What to do.
A verbatim copy of the records is required, with all pictures left out.

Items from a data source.
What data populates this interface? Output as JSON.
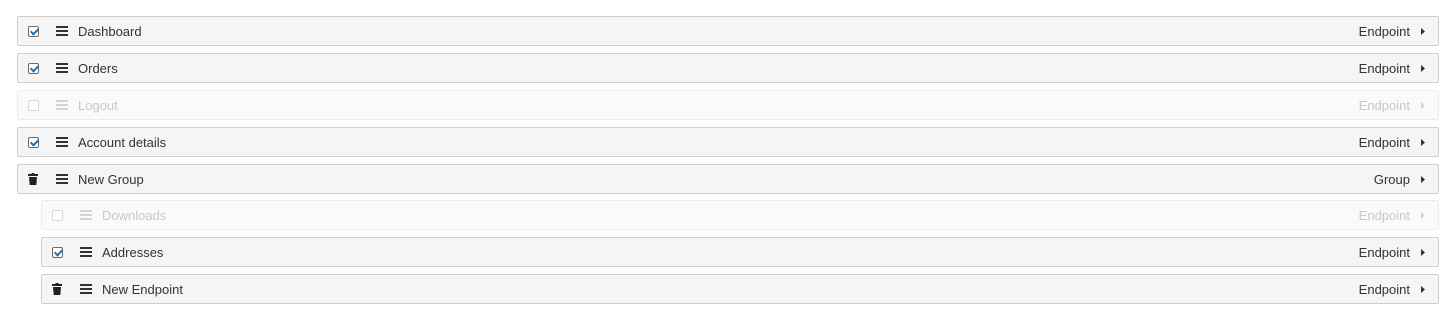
{
  "items": [
    {
      "label": "Dashboard",
      "type": "Endpoint",
      "checked": true,
      "disabled": false,
      "removable": false,
      "level": 0
    },
    {
      "label": "Orders",
      "type": "Endpoint",
      "checked": true,
      "disabled": false,
      "removable": false,
      "level": 0
    },
    {
      "label": "Logout",
      "type": "Endpoint",
      "checked": false,
      "disabled": true,
      "removable": false,
      "level": 0
    },
    {
      "label": "Account details",
      "type": "Endpoint",
      "checked": true,
      "disabled": false,
      "removable": false,
      "level": 0
    },
    {
      "label": "New Group",
      "type": "Group",
      "checked": false,
      "disabled": false,
      "removable": true,
      "level": 0
    },
    {
      "label": "Downloads",
      "type": "Endpoint",
      "checked": false,
      "disabled": true,
      "removable": false,
      "level": 1
    },
    {
      "label": "Addresses",
      "type": "Endpoint",
      "checked": true,
      "disabled": false,
      "removable": false,
      "level": 1
    },
    {
      "label": "New Endpoint",
      "type": "Endpoint",
      "checked": false,
      "disabled": false,
      "removable": true,
      "level": 1
    }
  ],
  "icons": {
    "checkbox": "checkbox",
    "remove": "trash-icon",
    "drag": "drag-handle-icon",
    "expand": "caret-right-icon"
  },
  "colors": {
    "check_accent": "#2271b1",
    "row_background": "#f5f5f5",
    "row_border": "#cfcfcf",
    "disabled_text": "#c8c8c8",
    "text": "#333333"
  }
}
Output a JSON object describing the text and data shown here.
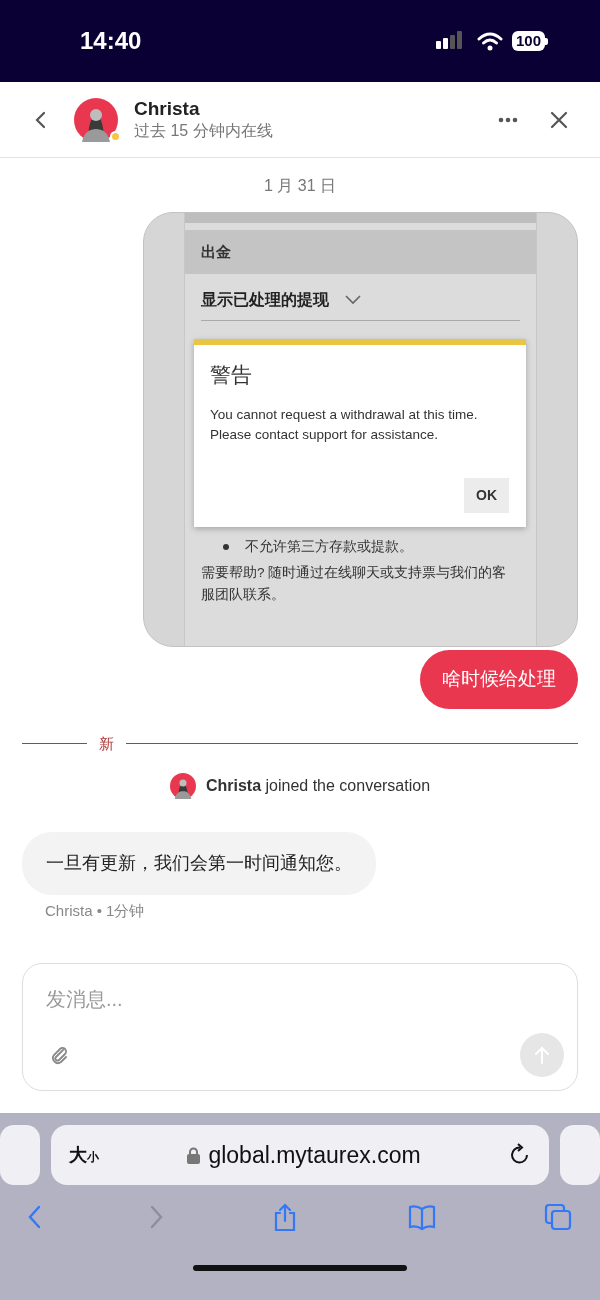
{
  "status_bar": {
    "time": "14:40",
    "battery": "100"
  },
  "header": {
    "name": "Christa",
    "presence": "过去 15 分钟内在线"
  },
  "messages": [
    {
      "kind": "date",
      "text": "1 月 31 日"
    },
    {
      "kind": "screenshot",
      "section_title": "出金",
      "dropdown": "显示已处理的提现",
      "dialog": {
        "title": "警告",
        "message": "You cannot request a withdrawal at this time. Please contact support for assistance.",
        "button": "OK"
      },
      "bullets": [
        "不允许第三方存款或提款。"
      ],
      "help": "需要帮助? 随时通过在线聊天或支持票与我们的客服团队联系。"
    },
    {
      "kind": "outgoing",
      "text": "啥时候给处理"
    },
    {
      "kind": "divider",
      "text": "新"
    },
    {
      "kind": "event",
      "text": "**Christa** joined the conversation"
    },
    {
      "kind": "incoming",
      "text": "一旦有更新，我们会第一时间通知您。",
      "meta": "Christa • 1分钟"
    }
  ],
  "composer": {
    "placeholder": "发消息..."
  },
  "browser": {
    "text_size_large": "大",
    "text_size_small": "小",
    "url": "global.mytaurex.com"
  }
}
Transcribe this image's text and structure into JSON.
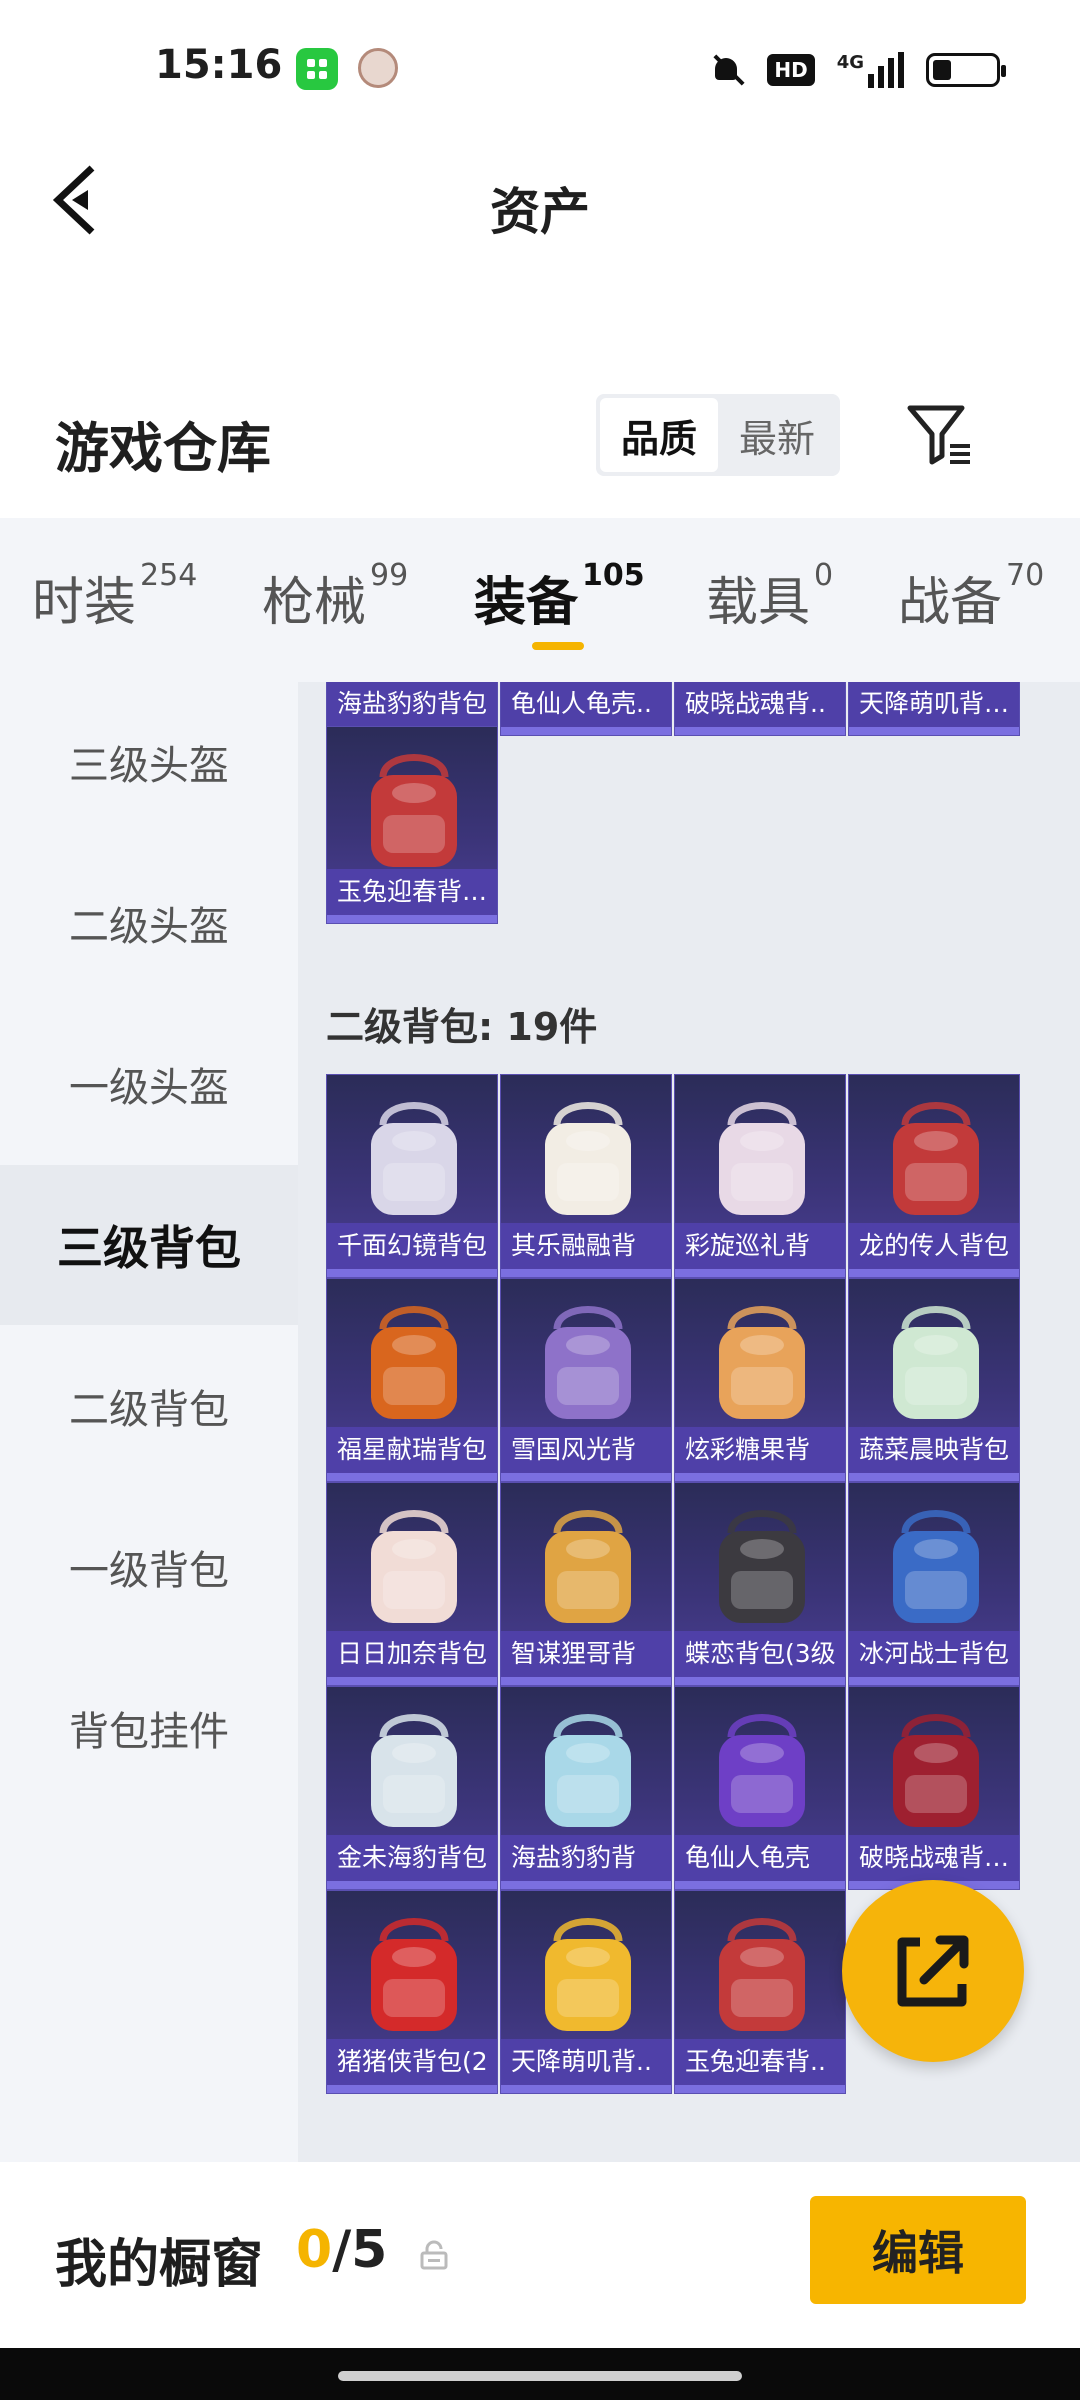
{
  "status_bar": {
    "time": "15:16",
    "hd": "HD",
    "network": "4G"
  },
  "header": {
    "title": "资产"
  },
  "warehouse": {
    "title": "游戏仓库",
    "sort_options": [
      "品质",
      "最新"
    ],
    "active_sort": "品质"
  },
  "tabs": [
    {
      "label": "时装",
      "count": "254"
    },
    {
      "label": "枪械",
      "count": "99"
    },
    {
      "label": "装备",
      "count": "105",
      "active": true
    },
    {
      "label": "载具",
      "count": "0"
    },
    {
      "label": "战备",
      "count": "70"
    }
  ],
  "sidebar": {
    "items": [
      "三级头盔",
      "二级头盔",
      "一级头盔",
      "三级背包",
      "二级背包",
      "一级背包",
      "背包挂件"
    ],
    "active": "三级背包"
  },
  "top_partial_row": [
    "海盐豹豹背包",
    "龟仙人龟壳..",
    "破晓战魂背..",
    "天降萌叽背包..."
  ],
  "single_item": "玉兔迎春背包...",
  "section": {
    "title": "二级背包: 19件"
  },
  "grid_items": [
    {
      "label": "千面幻镜背包",
      "color": "#d9d6e8"
    },
    {
      "label": "其乐融融背",
      "color": "#f2ede4"
    },
    {
      "label": "彩旋巡礼背",
      "color": "#e8d9e6"
    },
    {
      "label": "龙的传人背包",
      "color": "#c23a3a"
    },
    {
      "label": "福星献瑞背包",
      "color": "#d9661e"
    },
    {
      "label": "雪国风光背",
      "color": "#8e72c9"
    },
    {
      "label": "炫彩糖果背",
      "color": "#e8a35a"
    },
    {
      "label": "蔬菜晨映背包",
      "color": "#cfe8d2"
    },
    {
      "label": "日日加奈背包",
      "color": "#f1dcd6"
    },
    {
      "label": "智谋狸哥背",
      "color": "#e0a443"
    },
    {
      "label": "蝶恋背包(3级",
      "color": "#3c3a40"
    },
    {
      "label": "冰河战士背包",
      "color": "#3a6bc6"
    },
    {
      "label": "金未海豹背包",
      "color": "#d8e3ea"
    },
    {
      "label": "海盐豹豹背",
      "color": "#a9d8e8"
    },
    {
      "label": "龟仙人龟壳",
      "color": "#6e3fc6"
    },
    {
      "label": "破晓战魂背包...",
      "color": "#9e2030"
    },
    {
      "label": "猪猪侠背包(2",
      "color": "#d42a2a"
    },
    {
      "label": "天降萌叽背..",
      "color": "#f0b92e"
    },
    {
      "label": "玉兔迎春背..",
      "color": "#c33a3a"
    }
  ],
  "bottom": {
    "showcase_label": "我的橱窗",
    "showcase_current": "0",
    "showcase_total": "/5",
    "edit_label": "编辑"
  }
}
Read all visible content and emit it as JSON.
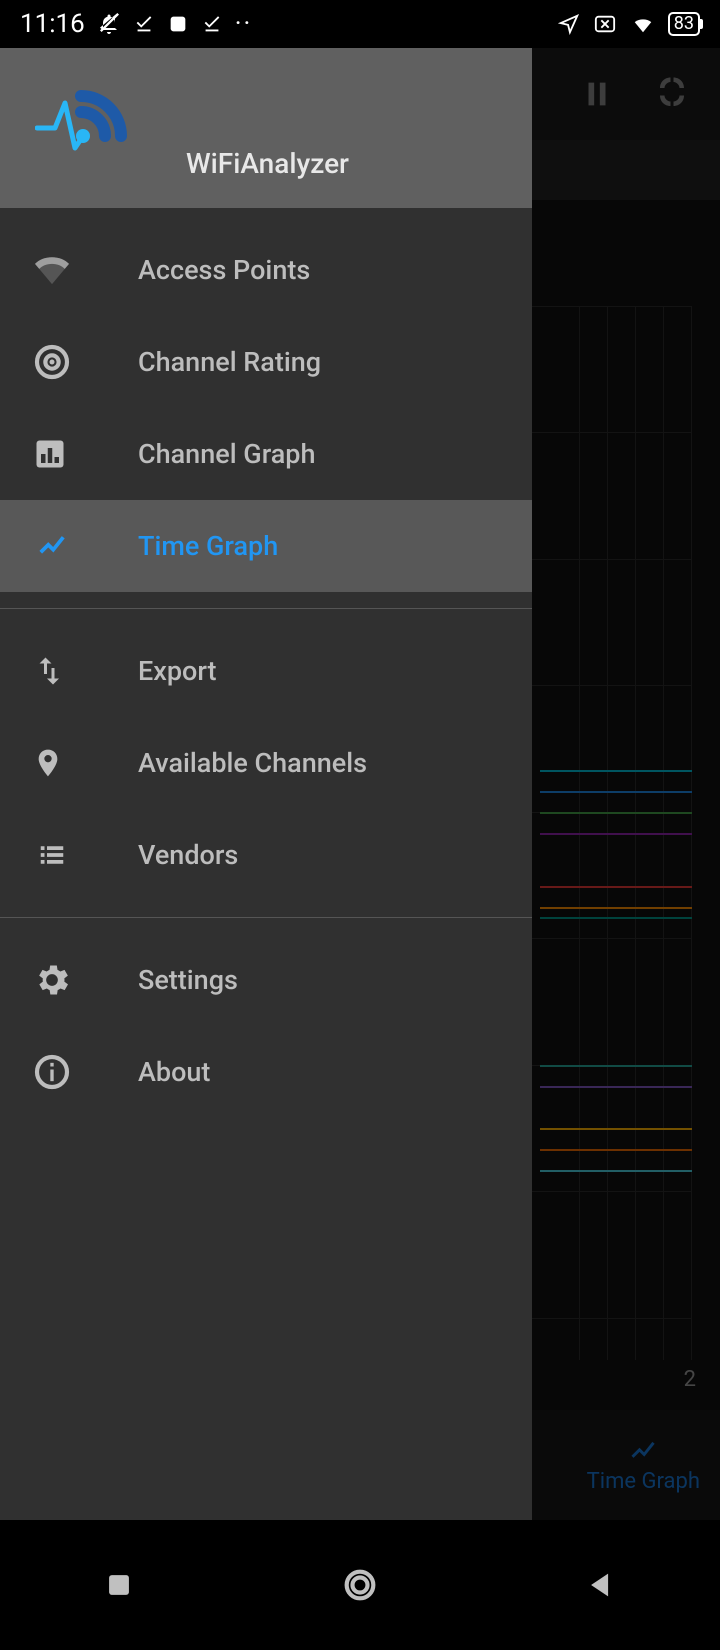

The response.
What data populates this interface? Output as JSON.
{
  "items": [
    {
      "label": "Dashboard",
      "type": "Endpoint",
      "checked": true,
      "disabled": false,
      "removable": false,
      "level": 0
    },
    {
      "label": "Orders",
      "type": "Endpoint",
      "checked": true,
      "disabled": false,
      "removable": false,
      "level": 0
    },
    {
      "label": "Logout",
      "type": "Endpoint",
      "checked": false,
      "disabled": true,
      "removable": false,
      "level": 0
    },
    {
      "label": "Account details",
      "type": "Endpoint",
      "checked": true,
      "disabled": false,
      "removable": false,
      "level": 0
    },
    {
      "label": "New Group",
      "type": "Group",
      "checked": false,
      "disabled": false,
      "removable": true,
      "level": 0
    },
    {
      "label": "Downloads",
      "type": "Endpoint",
      "checked": false,
      "disabled": true,
      "removable": false,
      "level": 1
    },
    {
      "label": "Addresses",
      "type": "Endpoint",
      "checked": true,
      "disabled": false,
      "removable": false,
      "level": 1
    },
    {
      "label": "New Endpoint",
      "type": "Endpoint",
      "checked": false,
      "disabled": false,
      "removable": true,
      "level": 1
    }
  ],
  "icons": {
    "checkbox": "checkbox",
    "remove": "trash-icon",
    "drag": "drag-handle-icon",
    "expand": "caret-right-icon"
  },
  "colors": {
    "check_accent": "#2271b1",
    "row_background": "#f5f5f5",
    "row_border": "#cfcfcf",
    "disabled_text": "#c8c8c8",
    "text": "#333333"
  }
}
Output a JSON object describing the text and data shown here.
{
  "status_bar": {
    "time": "14:40",
    "battery": "100"
  },
  "header": {
    "name": "Christa",
    "presence": "过去 15 分钟内在线"
  },
  "messages": [
    {
      "kind": "date",
      "text": "1 月 31 日"
    },
    {
      "kind": "screenshot",
      "section_title": "出金",
      "dropdown": "显示已处理的提现",
      "dialog": {
        "title": "警告",
        "message": "You cannot request a withdrawal at this time. Please contact support for assistance.",
        "button": "OK"
      },
      "bullets": [
        "不允许第三方存款或提款。"
      ],
      "help": "需要帮助? 随时通过在线聊天或支持票与我们的客服团队联系。"
    },
    {
      "kind": "outgoing",
      "text": "啥时候给处理"
    },
    {
      "kind": "divider",
      "text": "新"
    },
    {
      "kind": "event",
      "text": "**Christa** joined the conversation"
    },
    {
      "kind": "incoming",
      "text": "一旦有更新，我们会第一时间通知您。",
      "meta": "Christa • 1分钟"
    }
  ],
  "composer": {
    "placeholder": "发消息..."
  },
  "browser": {
    "text_size_large": "大",
    "text_size_small": "小",
    "url": "global.mytaurex.com"
  }
}
Transcribe this image's text and structure into JSON.
{
  "status_bar": {
    "time": "15:16",
    "hd": "HD",
    "network": "4G"
  },
  "header": {
    "title": "资产"
  },
  "warehouse": {
    "title": "游戏仓库",
    "sort_options": [
      "品质",
      "最新"
    ],
    "active_sort": "品质"
  },
  "tabs": [
    {
      "label": "时装",
      "count": "254"
    },
    {
      "label": "枪械",
      "count": "99"
    },
    {
      "label": "装备",
      "count": "105",
      "active": true
    },
    {
      "label": "载具",
      "count": "0"
    },
    {
      "label": "战备",
      "count": "70"
    }
  ],
  "sidebar": {
    "items": [
      "三级头盔",
      "二级头盔",
      "一级头盔",
      "三级背包",
      "二级背包",
      "一级背包",
      "背包挂件"
    ],
    "active": "三级背包"
  },
  "top_partial_row": [
    "海盐豹豹背包",
    "龟仙人龟壳..",
    "破晓战魂背..",
    "天降萌叽背包..."
  ],
  "single_item": "玉兔迎春背包...",
  "section": {
    "title": "二级背包: 19件"
  },
  "grid_items": [
    {
      "label": "千面幻镜背包",
      "color": "#d9d6e8"
    },
    {
      "label": "其乐融融背",
      "color": "#f2ede4"
    },
    {
      "label": "彩旋巡礼背",
      "color": "#e8d9e6"
    },
    {
      "label": "龙的传人背包",
      "color": "#c23a3a"
    },
    {
      "label": "福星献瑞背包",
      "color": "#d9661e"
    },
    {
      "label": "雪国风光背",
      "color": "#8e72c9"
    },
    {
      "label": "炫彩糖果背",
      "color": "#e8a35a"
    },
    {
      "label": "蔬菜晨映背包",
      "color": "#cfe8d2"
    },
    {
      "label": "日日加奈背包",
      "color": "#f1dcd6"
    },
    {
      "label": "智谋狸哥背",
      "color": "#e0a443"
    },
    {
      "label": "蝶恋背包(3级",
      "color": "#3c3a40"
    },
    {
      "label": "冰河战士背包",
      "color": "#3a6bc6"
    },
    {
      "label": "金未海豹背包",
      "color": "#d8e3ea"
    },
    {
      "label": "海盐豹豹背",
      "color": "#a9d8e8"
    },
    {
      "label": "龟仙人龟壳",
      "color": "#6e3fc6"
    },
    {
      "label": "破晓战魂背包...",
      "color": "#9e2030"
    },
    {
      "label": "猪猪侠背包(2",
      "color": "#d42a2a"
    },
    {
      "label": "天降萌叽背..",
      "color": "#f0b92e"
    },
    {
      "label": "玉兔迎春背..",
      "color": "#c33a3a"
    }
  ],
  "bottom": {
    "showcase_label": "我的橱窗",
    "showcase_current": "0",
    "showcase_total": "/5",
    "edit_label": "编辑"
  }
}
Read all visible content and emit it as JSON.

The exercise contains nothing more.